## EXERCISE BRIEF
Pull every line containing the word "ffffff" from the records.

## MATERIAL FOR THE TASK

+ + + + +

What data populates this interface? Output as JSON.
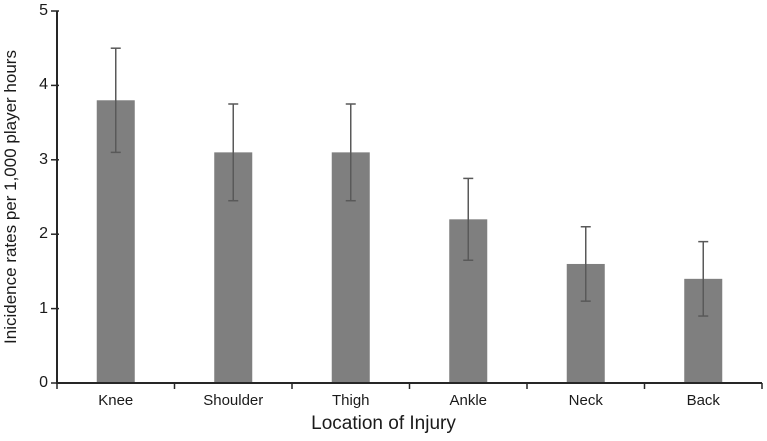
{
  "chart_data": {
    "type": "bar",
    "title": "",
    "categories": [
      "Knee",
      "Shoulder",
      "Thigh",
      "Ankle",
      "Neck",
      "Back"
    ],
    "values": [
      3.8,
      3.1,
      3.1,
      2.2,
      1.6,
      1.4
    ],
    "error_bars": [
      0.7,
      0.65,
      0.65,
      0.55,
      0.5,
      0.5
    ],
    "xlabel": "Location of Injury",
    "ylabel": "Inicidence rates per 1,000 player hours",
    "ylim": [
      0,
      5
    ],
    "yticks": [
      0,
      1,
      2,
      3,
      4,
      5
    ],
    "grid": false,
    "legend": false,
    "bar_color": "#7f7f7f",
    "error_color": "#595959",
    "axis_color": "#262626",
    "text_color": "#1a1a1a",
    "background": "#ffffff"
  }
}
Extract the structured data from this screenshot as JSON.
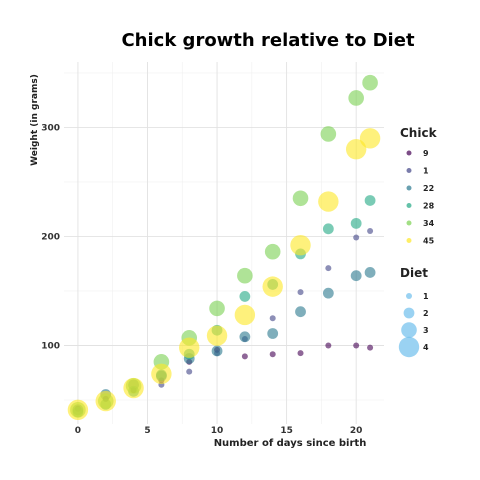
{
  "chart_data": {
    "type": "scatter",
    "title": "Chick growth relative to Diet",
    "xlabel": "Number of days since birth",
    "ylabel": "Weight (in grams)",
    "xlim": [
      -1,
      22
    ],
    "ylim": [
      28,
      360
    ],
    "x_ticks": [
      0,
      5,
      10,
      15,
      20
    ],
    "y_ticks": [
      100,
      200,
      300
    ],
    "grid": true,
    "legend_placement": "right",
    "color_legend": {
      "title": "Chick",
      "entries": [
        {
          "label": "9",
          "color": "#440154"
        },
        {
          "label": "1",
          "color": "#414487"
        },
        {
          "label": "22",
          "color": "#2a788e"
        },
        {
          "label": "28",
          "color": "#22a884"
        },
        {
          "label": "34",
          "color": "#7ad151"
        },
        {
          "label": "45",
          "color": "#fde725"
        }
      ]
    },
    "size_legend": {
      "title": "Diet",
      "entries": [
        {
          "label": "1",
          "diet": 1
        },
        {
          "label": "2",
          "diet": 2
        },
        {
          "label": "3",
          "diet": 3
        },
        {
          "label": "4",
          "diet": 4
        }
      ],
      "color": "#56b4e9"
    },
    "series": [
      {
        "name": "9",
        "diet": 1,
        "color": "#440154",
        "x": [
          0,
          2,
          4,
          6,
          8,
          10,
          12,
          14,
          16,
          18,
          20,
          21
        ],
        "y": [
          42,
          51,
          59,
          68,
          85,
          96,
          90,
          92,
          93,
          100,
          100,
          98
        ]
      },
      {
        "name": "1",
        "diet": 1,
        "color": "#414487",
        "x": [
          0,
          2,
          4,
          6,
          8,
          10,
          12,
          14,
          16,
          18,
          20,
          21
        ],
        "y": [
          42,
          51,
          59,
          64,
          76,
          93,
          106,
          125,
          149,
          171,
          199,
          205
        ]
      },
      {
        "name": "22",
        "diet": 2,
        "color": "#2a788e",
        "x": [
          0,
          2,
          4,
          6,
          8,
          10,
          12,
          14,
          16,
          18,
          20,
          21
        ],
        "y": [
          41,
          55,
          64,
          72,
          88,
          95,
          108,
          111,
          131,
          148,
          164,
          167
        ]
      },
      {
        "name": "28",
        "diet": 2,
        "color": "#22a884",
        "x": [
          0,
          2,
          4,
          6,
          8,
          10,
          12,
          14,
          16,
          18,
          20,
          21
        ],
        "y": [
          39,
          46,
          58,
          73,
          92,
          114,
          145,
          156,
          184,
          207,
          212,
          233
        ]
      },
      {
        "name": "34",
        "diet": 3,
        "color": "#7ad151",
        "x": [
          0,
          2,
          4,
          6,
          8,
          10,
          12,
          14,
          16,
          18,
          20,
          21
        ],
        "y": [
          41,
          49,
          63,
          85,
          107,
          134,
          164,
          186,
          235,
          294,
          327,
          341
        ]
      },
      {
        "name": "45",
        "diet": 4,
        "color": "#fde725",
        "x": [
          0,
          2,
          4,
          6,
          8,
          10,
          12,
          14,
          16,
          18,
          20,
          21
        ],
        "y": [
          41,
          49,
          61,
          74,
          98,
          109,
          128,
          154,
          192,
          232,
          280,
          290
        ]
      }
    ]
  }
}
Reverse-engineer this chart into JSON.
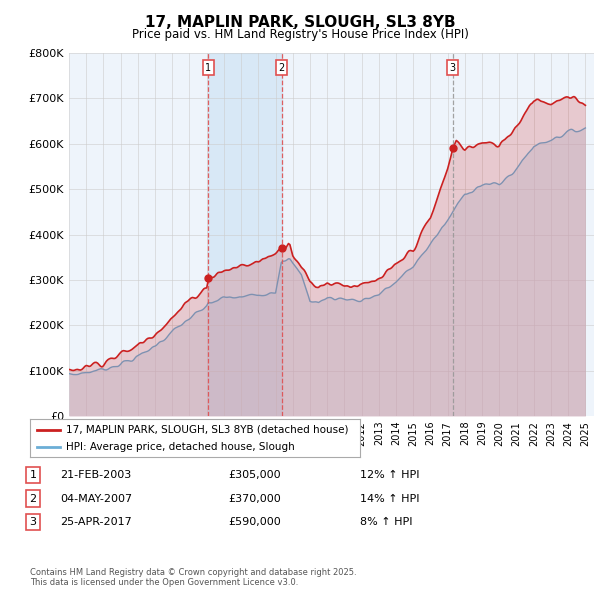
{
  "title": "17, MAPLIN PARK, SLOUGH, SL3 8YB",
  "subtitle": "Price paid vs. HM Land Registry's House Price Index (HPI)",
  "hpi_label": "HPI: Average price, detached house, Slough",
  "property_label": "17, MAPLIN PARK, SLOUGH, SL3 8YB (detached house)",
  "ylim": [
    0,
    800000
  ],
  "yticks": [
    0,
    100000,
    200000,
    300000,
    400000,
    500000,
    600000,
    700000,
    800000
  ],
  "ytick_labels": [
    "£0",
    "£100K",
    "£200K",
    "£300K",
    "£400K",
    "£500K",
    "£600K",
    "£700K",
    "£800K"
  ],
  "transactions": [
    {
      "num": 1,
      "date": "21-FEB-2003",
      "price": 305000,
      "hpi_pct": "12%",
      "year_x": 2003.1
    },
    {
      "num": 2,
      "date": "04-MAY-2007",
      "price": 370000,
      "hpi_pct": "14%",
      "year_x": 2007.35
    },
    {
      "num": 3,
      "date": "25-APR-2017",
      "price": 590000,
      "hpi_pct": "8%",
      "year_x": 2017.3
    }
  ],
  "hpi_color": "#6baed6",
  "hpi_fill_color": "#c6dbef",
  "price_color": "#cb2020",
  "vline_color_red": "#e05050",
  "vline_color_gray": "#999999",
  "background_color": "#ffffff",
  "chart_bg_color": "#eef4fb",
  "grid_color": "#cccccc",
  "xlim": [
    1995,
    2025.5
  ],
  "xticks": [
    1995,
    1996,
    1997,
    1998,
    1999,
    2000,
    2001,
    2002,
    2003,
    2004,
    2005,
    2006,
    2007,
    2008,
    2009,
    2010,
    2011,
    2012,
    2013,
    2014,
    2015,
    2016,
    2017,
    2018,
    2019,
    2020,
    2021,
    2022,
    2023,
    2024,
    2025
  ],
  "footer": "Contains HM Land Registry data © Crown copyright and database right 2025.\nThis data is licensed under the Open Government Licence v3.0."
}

+ + + + +

## SOLUTION
    "background": "#ffffff"
  "background_color": "#ffffff",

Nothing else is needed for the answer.